- _Problem to work on_
Omitting all pictures, print the lines of the listing from the one containing "Give me a plain-text" through the final line, both ends included, with no other text.

[BEGIN Material]

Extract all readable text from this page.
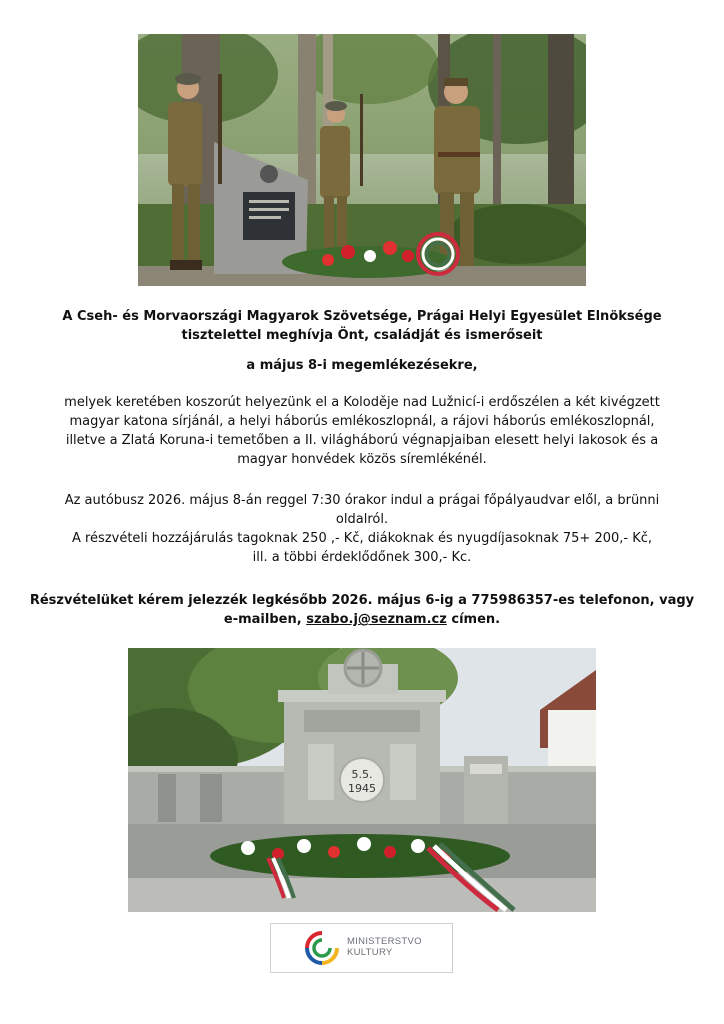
A Cseh- és Morvaországi Magyarok Szövetsége, Prágai Helyi Egyesület Elnöksége
tisztelettel meghívja Önt, családját és ismerőseit
a május 8-i megemlékezésekre,
melyek keretében koszorút helyezünk el a Koloděje nad Lužnicí-i erdőszélen a két kivégzett
magyar katona sírjánál, a helyi háborús emlékoszlopnál, a rájovi háborús emlékoszlopnál,
illetve a Zlatá Koruna-i temetőben a II. világháború végnapjaiban elesett helyi lakosok és a
magyar honvédek közös síremlékénél.
Az autóbusz 2026. május 8-án reggel 7:30 órakor indul a prágai főpályaudvar elől, a brünni
oldalról.
A részvételi hozzájárulás tagoknak 250 ,- Kč, diákoknak és nyugdíjasoknak 75+ 200,- Kč,
ill. a többi érdeklődőnek 300,- Kc.
Részvételüket kérem jelezzék legkésőbb 2026. május 6-ig a 775986357-es telefonon, vagy
e-mailben, szabo.j@seznam.cz címen.
5.5.
1945
MINISTERSTVO
KULTURY
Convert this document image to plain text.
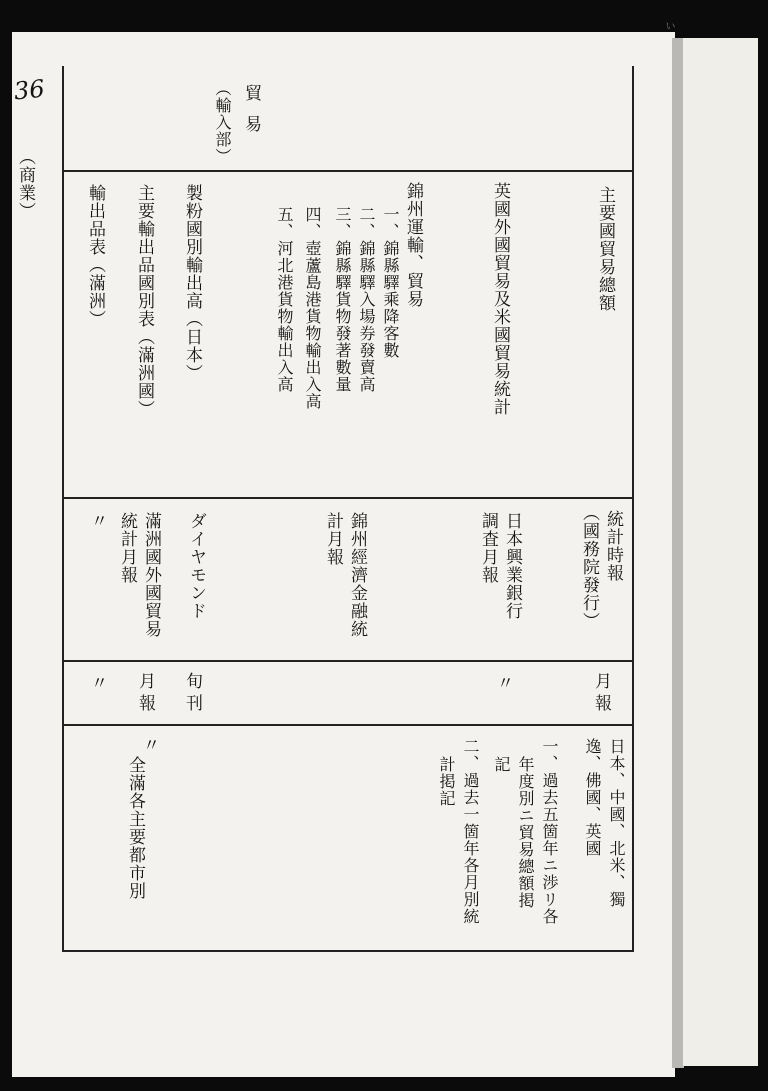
36
ぃ
（商業）
貿易
（輸入部）
主要國貿易總額
英國外國貿易及米國貿易統計
錦州運輸、貿易
一、錦縣驛乘降客數
二、錦縣驛入場券發賣高
三、錦縣驛貨物發著數量
四、壺蘆島港貨物輸出入高
五、河北港貨物輸出入高
製粉國別輸出高（日本）
主要輸出品國別表（滿洲國）
輸出品表（滿洲）
統計時報
（國務院發行）
日本興業銀行
調査月報
錦州經濟金融統
計月報
ダイヤモンド
滿洲國外國貿易
統計月報
〃
月
報
〃
旬
刊
月
報
〃
日本、中國、北米、獨
逸、佛國、英國
一、過去五箇年ニ渉リ各
年度別ニ貿易總額掲
記
二、過去一箇年各月別統
計掲記
〃
全滿各主要都市別
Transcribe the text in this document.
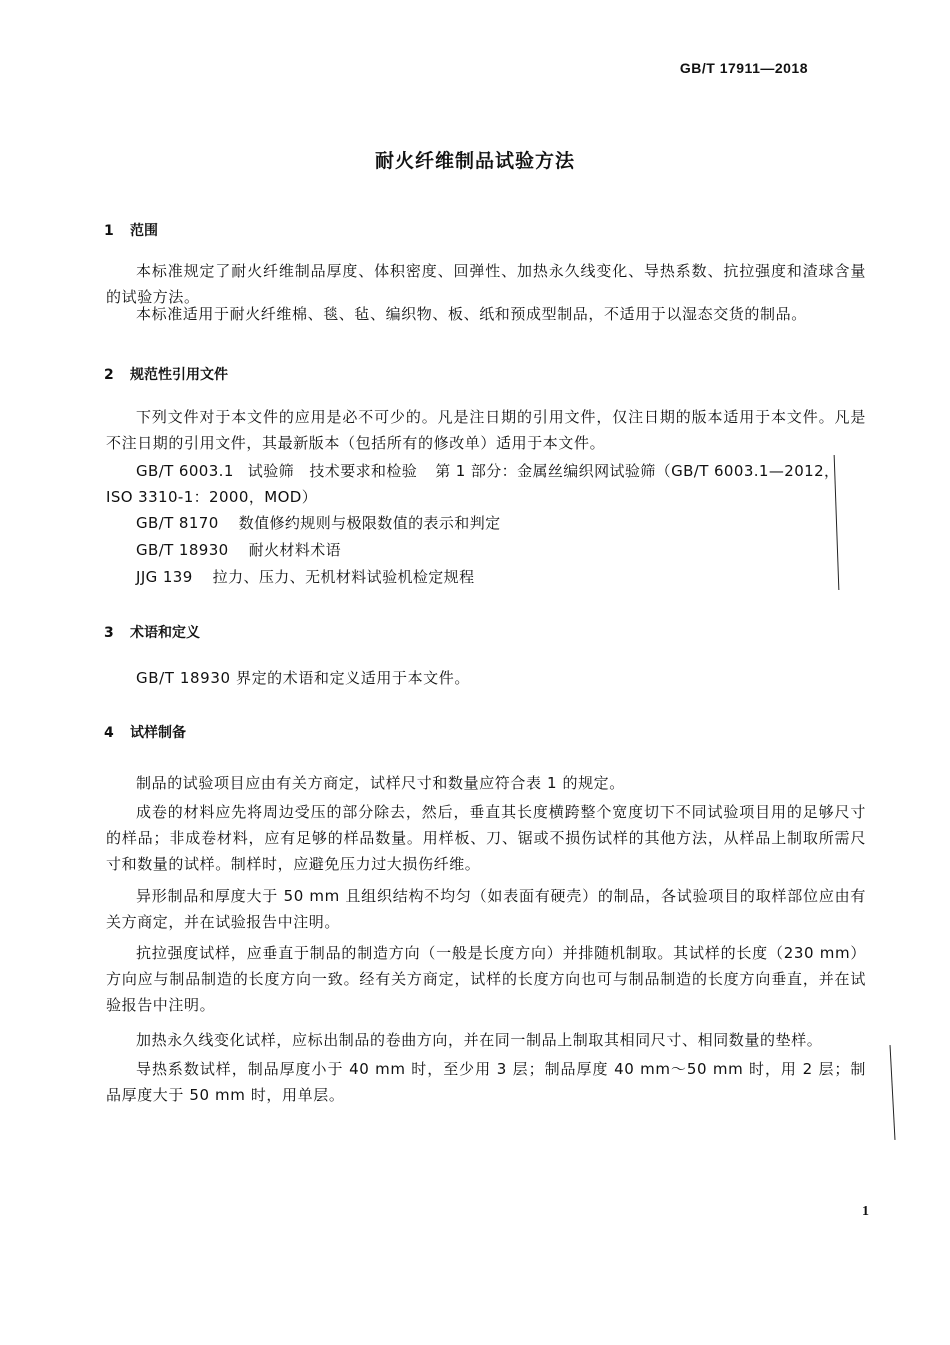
GB/T 17911—2018
耐火纤维制品试验方法
1 范围
本标准规定了耐火纤维制品厚度、体积密度、回弹性、加热永久线变化、导热系数、抗拉强度和渣球含量的试验方法。
本标准适用于耐火纤维棉、毯、毡、编织物、板、纸和预成型制品，不适用于以湿态交货的制品。
2 规范性引用文件
下列文件对于本文件的应用是必不可少的。凡是注日期的引用文件，仅注日期的版本适用于本文件。凡是不注日期的引用文件，其最新版本（包括所有的修改单）适用于本文件。
GB/T 6003.1 试验筛　技术要求和检验 第 1 部分：金属丝编织网试验筛（GB/T 6003.1—2012，
ISO 3310-1：2000，MOD）
GB/T 8170 数值修约规则与极限数值的表示和判定
GB/T 18930 耐火材料术语
JJG 139 拉力、压力、无机材料试验机检定规程
3 术语和定义
GB/T 18930 界定的术语和定义适用于本文件。
4 试样制备
制品的试验项目应由有关方商定，试样尺寸和数量应符合表 1 的规定。
成卷的材料应先将周边受压的部分除去，然后，垂直其长度横跨整个宽度切下不同试验项目用的足够尺寸的样品；非成卷材料，应有足够的样品数量。用样板、刀、锯或不损伤试样的其他方法，从样品上制取所需尺寸和数量的试样。制样时，应避免压力过大损伤纤维。
异形制品和厚度大于 50 mm 且组织结构不均匀（如表面有硬壳）的制品，各试验项目的取样部位应由有关方商定，并在试验报告中注明。
抗拉强度试样，应垂直于制品的制造方向（一般是长度方向）并排随机制取。其试样的长度（230 mm）方向应与制品制造的长度方向一致。经有关方商定，试样的长度方向也可与制品制造的长度方向垂直，并在试验报告中注明。
加热永久线变化试样，应标出制品的卷曲方向，并在同一制品上制取其相同尺寸、相同数量的垫样。
导热系数试样，制品厚度小于 40 mm 时，至少用 3 层；制品厚度 40 mm～50 mm 时，用 2 层；制品厚度大于 50 mm 时，用单层。
1
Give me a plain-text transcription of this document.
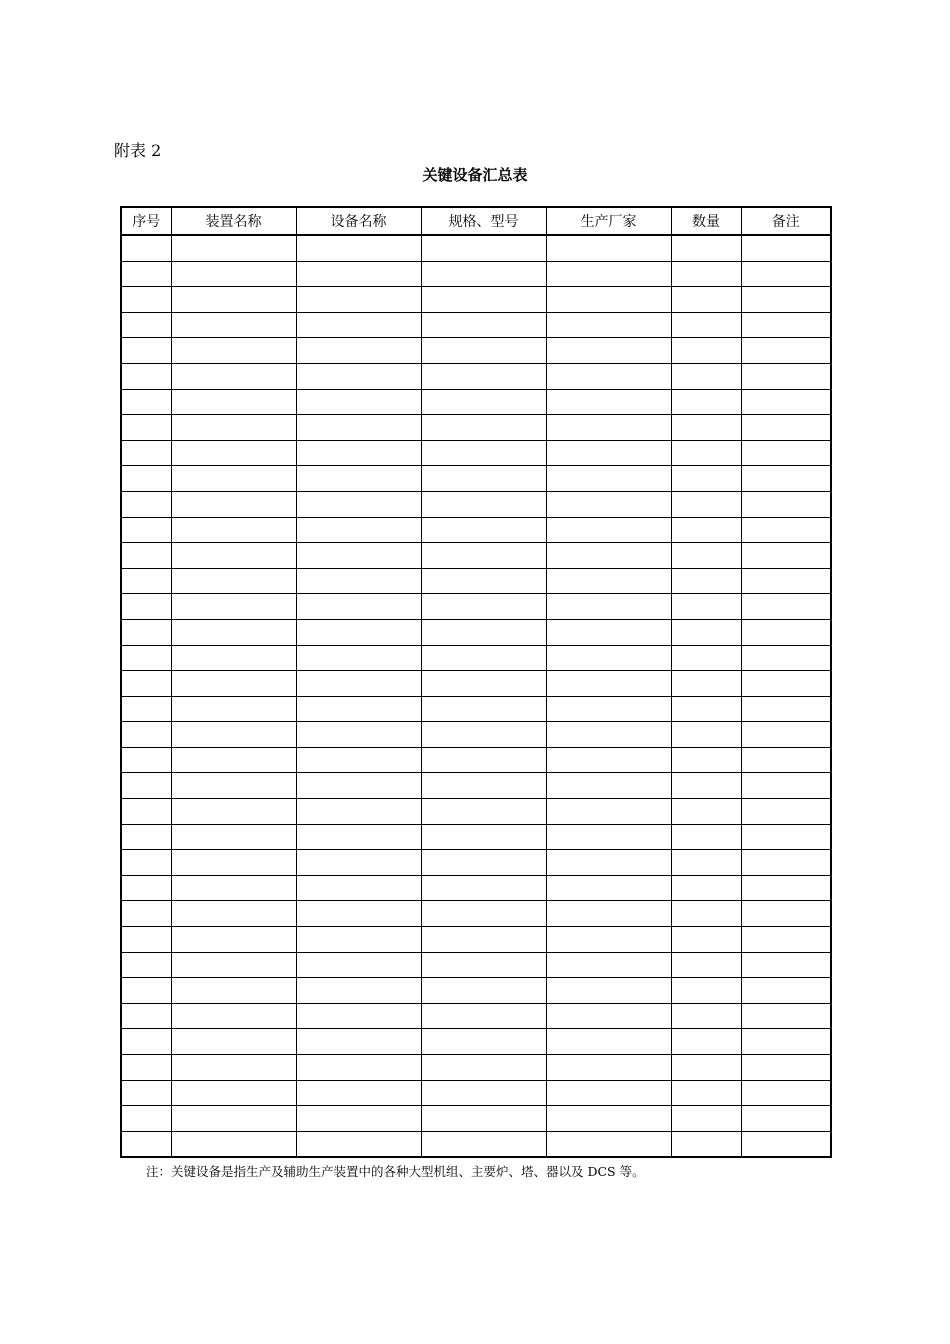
附表 2
关键设备汇总表
序号	装置名称	设备名称	规格、型号	生产厂家	数量	备注

注：关键设备是指生产及辅助生产装置中的各种大型机组、主要炉、塔、器以及 DCS 等。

[END Material]

- _Task response_
Give me a plain-text transcription of this document.
附表 2
关键设备汇总表
序号	装置名称	设备名称	规格、型号	生产厂家	数量	备注

注：关键设备是指生产及辅助生产装置中的各种大型机组、主要炉、塔、器以及 DCS 等。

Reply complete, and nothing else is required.